> _PROVIDED PASSAGE_
I was stunned to hear the comments Harry Reid made, coming from a seasoned politician who has been in the public spotlight for years. The words speak for themselves. Period!!
I also understand that the “Game Change” has a passage in there which talks about Harry Reid approaching Barack Obama and encouraging him to run for president with the backing of the democratic congress. This was specifically done to turn the tide against Hillary Clinton not necessarily to support Obama. That is why Barack Obama so immediately accepted Reid’s apology, not to mention Harry Reid’s current role in healthcare reform.
As for Trent Lott, his remarks do not mention anything racist. There is alot of presumption that he was referring specifically to Strom Thurmond’s position on race.

(Annotated region listings)
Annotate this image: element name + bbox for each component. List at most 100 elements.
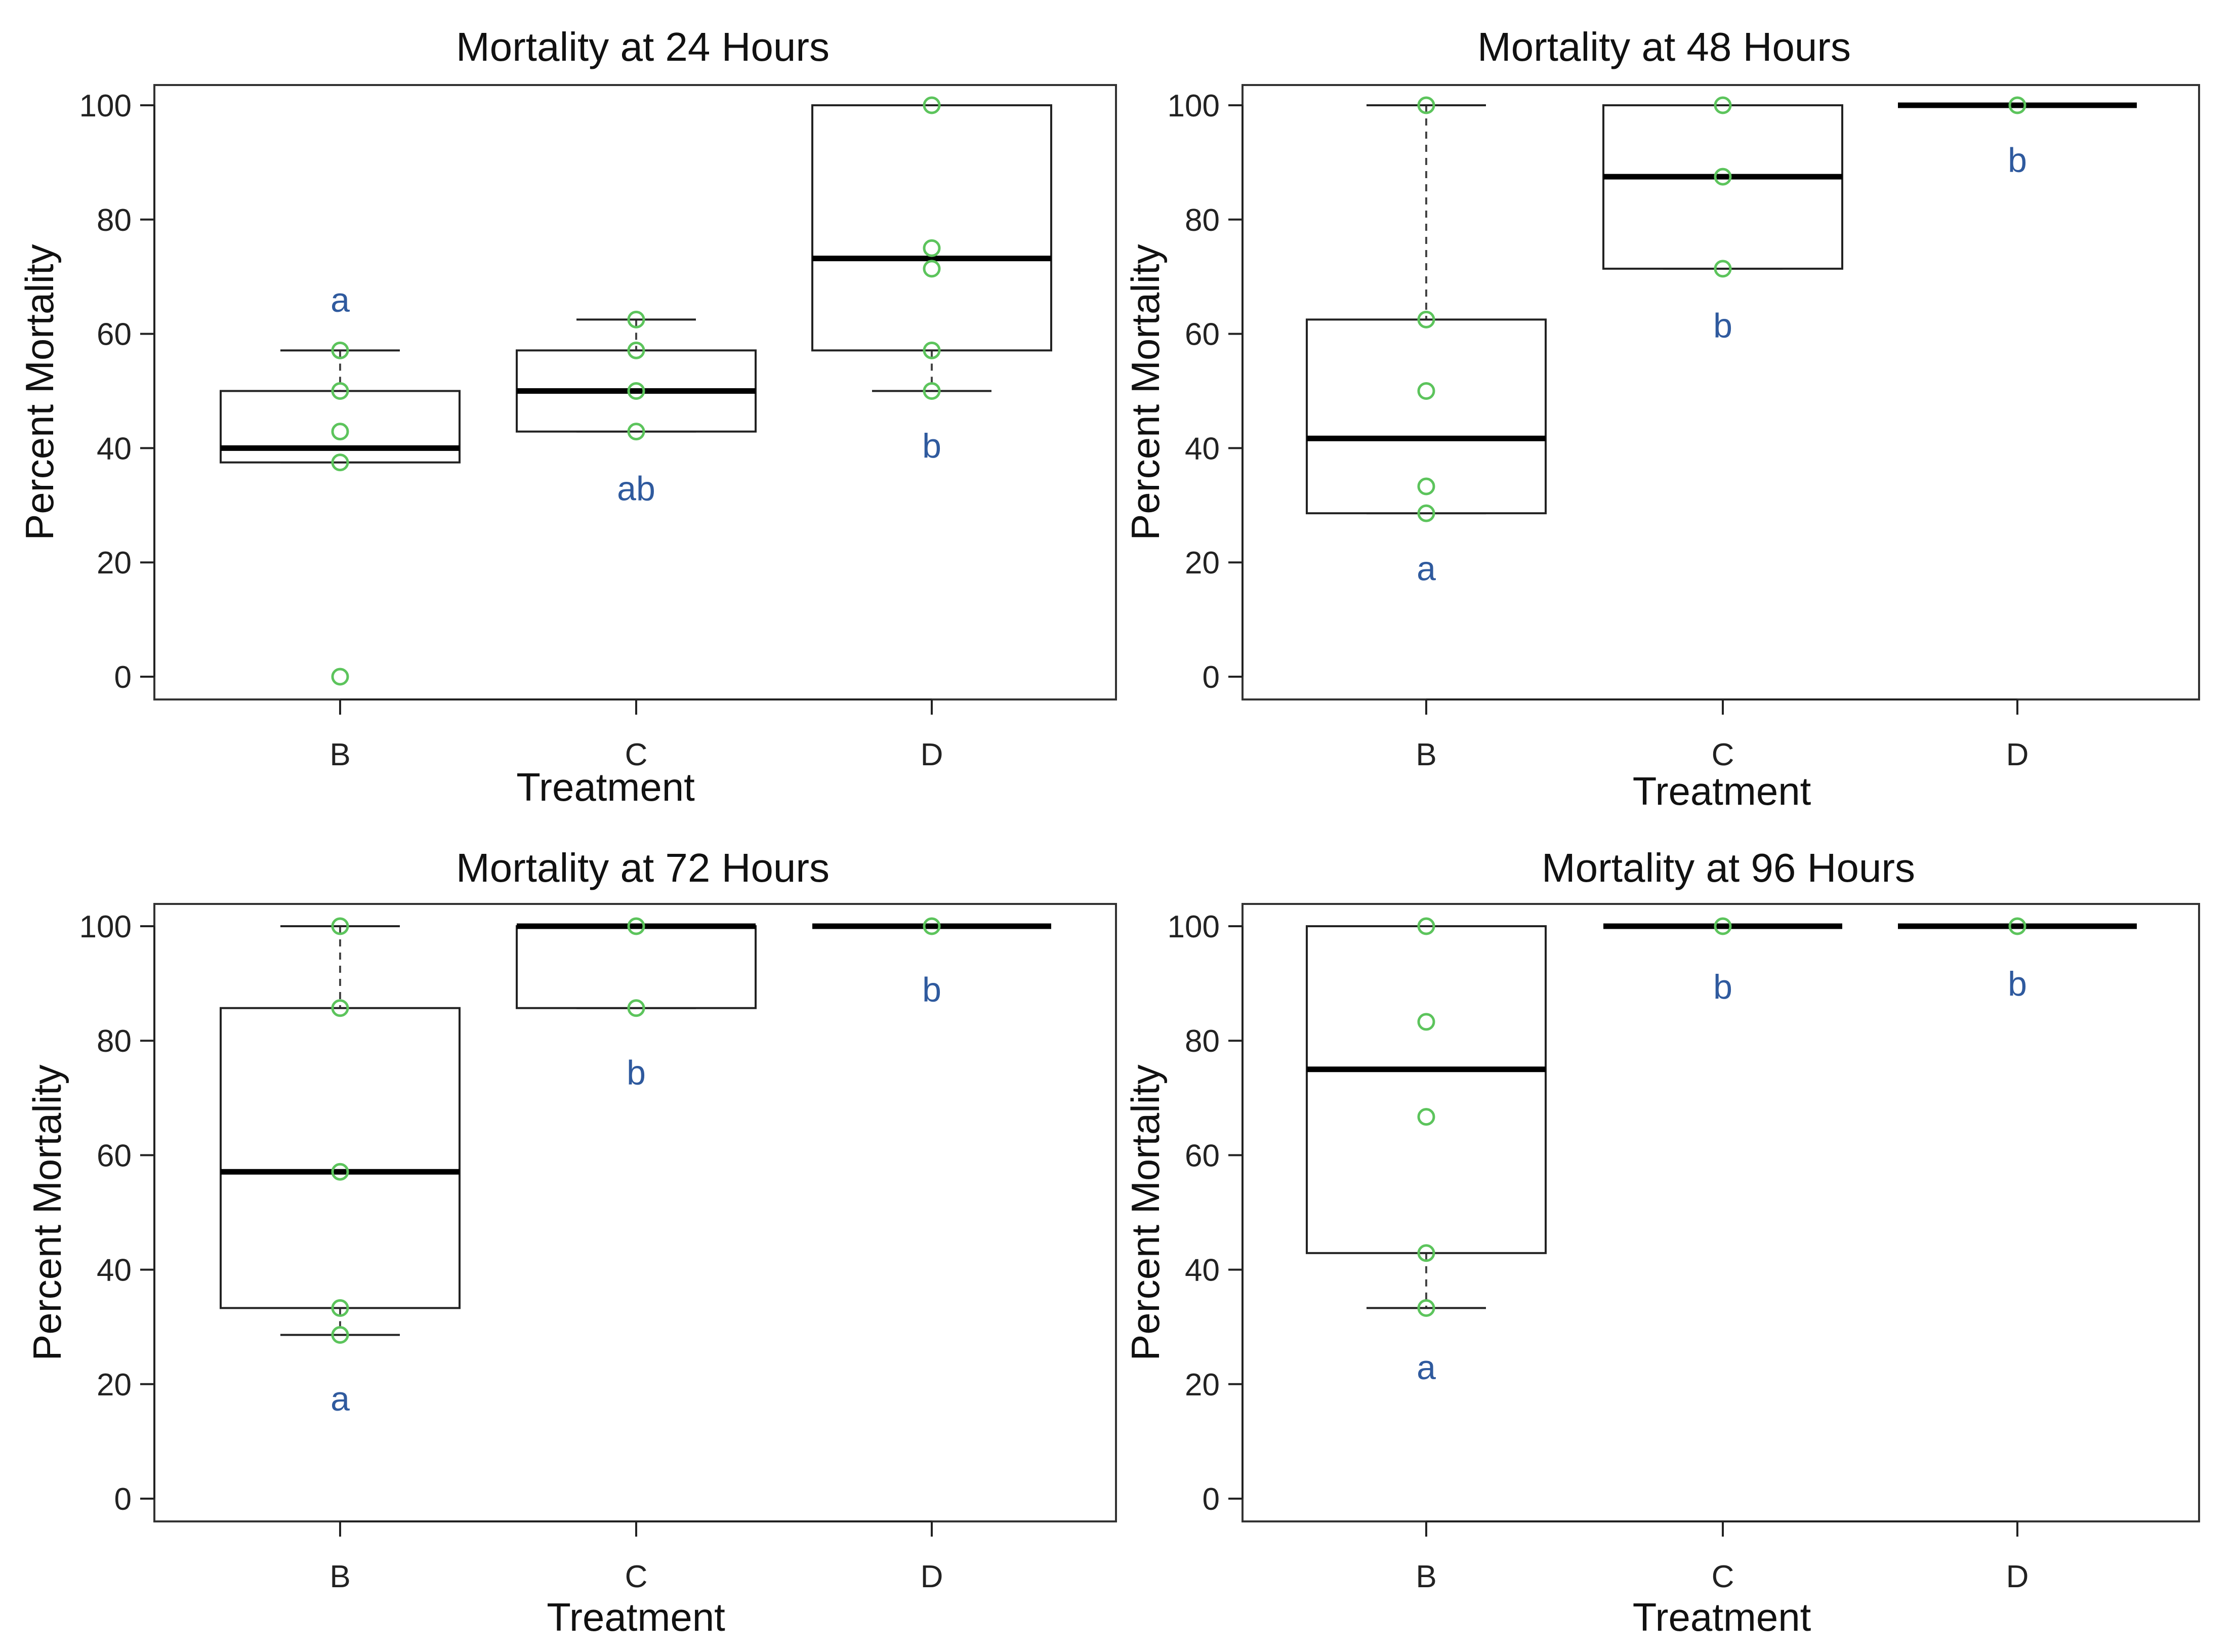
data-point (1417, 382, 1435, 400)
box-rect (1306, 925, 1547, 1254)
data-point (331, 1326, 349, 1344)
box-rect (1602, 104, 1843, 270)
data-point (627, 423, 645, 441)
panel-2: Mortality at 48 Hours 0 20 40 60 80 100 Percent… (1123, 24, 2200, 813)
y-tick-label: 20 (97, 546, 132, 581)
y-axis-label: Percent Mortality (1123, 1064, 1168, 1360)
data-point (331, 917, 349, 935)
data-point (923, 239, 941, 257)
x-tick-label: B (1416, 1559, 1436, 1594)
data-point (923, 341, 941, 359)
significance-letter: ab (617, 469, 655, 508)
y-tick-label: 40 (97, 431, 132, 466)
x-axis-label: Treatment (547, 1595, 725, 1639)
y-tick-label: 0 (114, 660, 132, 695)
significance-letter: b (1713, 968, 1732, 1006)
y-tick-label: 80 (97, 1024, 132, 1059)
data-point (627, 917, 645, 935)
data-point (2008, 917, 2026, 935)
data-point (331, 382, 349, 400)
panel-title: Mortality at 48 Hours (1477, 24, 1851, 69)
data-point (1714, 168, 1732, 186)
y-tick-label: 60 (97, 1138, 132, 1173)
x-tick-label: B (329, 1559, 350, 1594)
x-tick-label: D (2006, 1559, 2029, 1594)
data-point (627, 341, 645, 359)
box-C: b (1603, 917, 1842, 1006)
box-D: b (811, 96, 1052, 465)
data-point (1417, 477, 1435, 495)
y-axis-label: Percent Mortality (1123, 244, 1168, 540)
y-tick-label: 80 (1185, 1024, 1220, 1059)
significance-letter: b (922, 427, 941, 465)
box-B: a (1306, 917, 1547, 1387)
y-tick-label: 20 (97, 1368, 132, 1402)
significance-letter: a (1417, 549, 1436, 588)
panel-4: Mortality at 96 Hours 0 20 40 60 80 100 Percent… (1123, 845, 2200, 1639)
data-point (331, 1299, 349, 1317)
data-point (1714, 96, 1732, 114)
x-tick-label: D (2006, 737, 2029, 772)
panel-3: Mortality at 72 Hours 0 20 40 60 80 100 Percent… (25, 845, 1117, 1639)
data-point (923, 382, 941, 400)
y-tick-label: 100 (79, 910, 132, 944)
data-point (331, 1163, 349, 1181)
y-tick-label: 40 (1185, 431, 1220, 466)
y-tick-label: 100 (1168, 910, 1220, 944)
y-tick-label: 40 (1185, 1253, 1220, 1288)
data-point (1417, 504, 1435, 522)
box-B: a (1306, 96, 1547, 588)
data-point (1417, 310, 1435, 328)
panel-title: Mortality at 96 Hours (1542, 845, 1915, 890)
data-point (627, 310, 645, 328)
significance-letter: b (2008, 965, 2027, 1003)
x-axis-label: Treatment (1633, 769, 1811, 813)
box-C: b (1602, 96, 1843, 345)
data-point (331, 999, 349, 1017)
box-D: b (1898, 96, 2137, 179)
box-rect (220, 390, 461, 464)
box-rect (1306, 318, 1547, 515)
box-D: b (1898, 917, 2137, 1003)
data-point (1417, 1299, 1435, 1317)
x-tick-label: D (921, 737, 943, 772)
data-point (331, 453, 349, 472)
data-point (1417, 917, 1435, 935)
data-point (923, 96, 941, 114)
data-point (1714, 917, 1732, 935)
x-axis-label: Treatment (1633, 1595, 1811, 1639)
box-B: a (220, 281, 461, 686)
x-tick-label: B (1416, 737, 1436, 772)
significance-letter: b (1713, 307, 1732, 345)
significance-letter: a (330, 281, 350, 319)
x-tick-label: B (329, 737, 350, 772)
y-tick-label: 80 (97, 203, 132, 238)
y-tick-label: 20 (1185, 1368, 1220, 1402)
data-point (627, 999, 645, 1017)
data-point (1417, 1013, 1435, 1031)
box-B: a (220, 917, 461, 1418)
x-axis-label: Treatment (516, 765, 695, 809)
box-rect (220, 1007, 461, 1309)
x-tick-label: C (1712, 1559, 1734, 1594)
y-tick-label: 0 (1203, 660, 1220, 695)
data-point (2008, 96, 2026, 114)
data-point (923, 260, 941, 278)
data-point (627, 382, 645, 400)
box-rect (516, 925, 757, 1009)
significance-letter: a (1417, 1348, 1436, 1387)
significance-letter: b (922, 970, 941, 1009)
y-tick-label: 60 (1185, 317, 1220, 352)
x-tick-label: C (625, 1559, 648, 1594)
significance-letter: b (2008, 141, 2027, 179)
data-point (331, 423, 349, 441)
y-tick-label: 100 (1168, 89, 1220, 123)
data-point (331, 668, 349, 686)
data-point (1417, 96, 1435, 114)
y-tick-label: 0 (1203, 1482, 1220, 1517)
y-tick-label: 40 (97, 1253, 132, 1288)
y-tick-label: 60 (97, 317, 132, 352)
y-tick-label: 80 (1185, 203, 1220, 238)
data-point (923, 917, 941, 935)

> _JOBS_
1 > Convert the lines of the records starting at the one containing "data-point (1417, 382, 1435, 400)" and ending at the one containing "panel-2: Mortality at" into a Markdown table with the columns Row and Line, leaving out blank lines.
2 > Carry on the commentary about Harry Reid and Trent Lott from the point where it stops.
The text and the records are separate pieces of material.

> _EXPECTED ANSWERS_
1 >
| Row | Line |
|---|---|
| 1 | data-point (1417, 382, 1435, 400) |
| 2 | box-rect (1306, 925, 1547, 1254) |
| 3 | data-point (331, 1326, 349, 1344) |
| 4 | box-rect (1602, 104, 1843, 270) |
| 5 | data-point (627, 423, 645, 441) |
| 6 | panel-2: Mortality at 48 Hours 0 20 40 60 80 100 Percent… (1123, 24, 2200, 813) |

2 >
On the one hand, I agree that Reid certainly should have known better. On the other, though, lots of people in visible public positions do things they should know they can’t get away with, or at least can’t get away with forever. Look at Governor Sanford, for example, taking off for a week in Argentina to meet a girlfriend, apparently thinking he could get away with it. Rarely do those things work out the way people think, or hope, they will.
As far as Lott and Reid are concerned, they both said very stupid things. There are all kinds of ways to try to explain them — they were true, nothing bad was intended, etc — but the other side is always going to leap at any opening.